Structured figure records
━━━━━━━━━━━━━━━━━━━━━━━━━━━━━━

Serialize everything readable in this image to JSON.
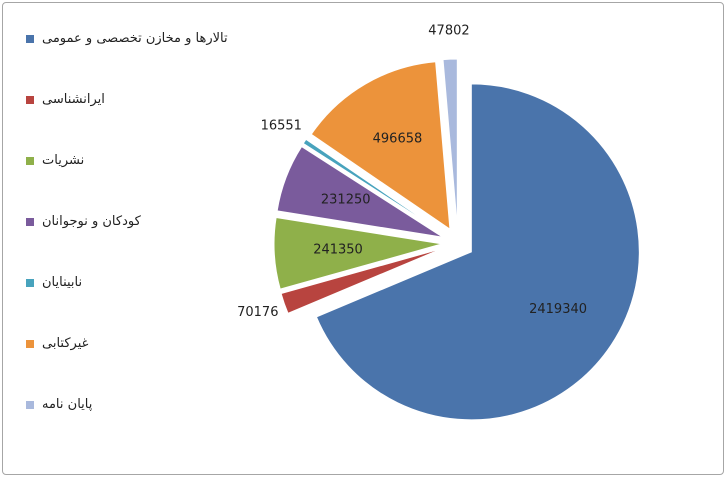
{
  "chart_data": {
    "type": "pie",
    "categories": [
      "تالارها و مخازن تخصصی و عمومی",
      "ایرانشناسی",
      "نشریات",
      "کودکان و نوجوانان",
      "نابینایان",
      "غیرکتابی",
      "پایان نامه"
    ],
    "values": [
      2419340,
      70176,
      241350,
      231250,
      16551,
      496658,
      47802
    ],
    "colors": [
      "#4a74ab",
      "#b8443f",
      "#8fb04a",
      "#7a5b9c",
      "#48a3bd",
      "#ec933b",
      "#a9b9dd"
    ],
    "legend": "left"
  }
}
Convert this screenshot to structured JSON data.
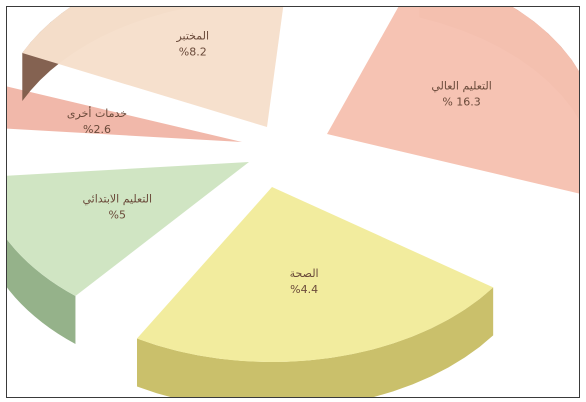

━━━━━━━━━━━━━━━━━━━━━━━━━━━━━━

PROBLEM STATEMENT: Every entry above should be duplicated exactly. Do not include the images.

WRITTEN SOLUTION:
Serialize everything readable in this image to JSON.
{
  "chart_data": {
    "type": "pie",
    "categories": [
      "تالارها و مخازن تخصصی و عمومی",
      "ایرانشناسی",
      "نشریات",
      "کودکان و نوجوانان",
      "نابینایان",
      "غیرکتابی",
      "پایان نامه"
    ],
    "values": [
      2419340,
      70176,
      241350,
      231250,
      16551,
      496658,
      47802
    ],
    "colors": [
      "#4a74ab",
      "#b8443f",
      "#8fb04a",
      "#7a5b9c",
      "#48a3bd",
      "#ec933b",
      "#a9b9dd"
    ],
    "legend": "left"
  }
}
Convert this screenshot to structured JSON data.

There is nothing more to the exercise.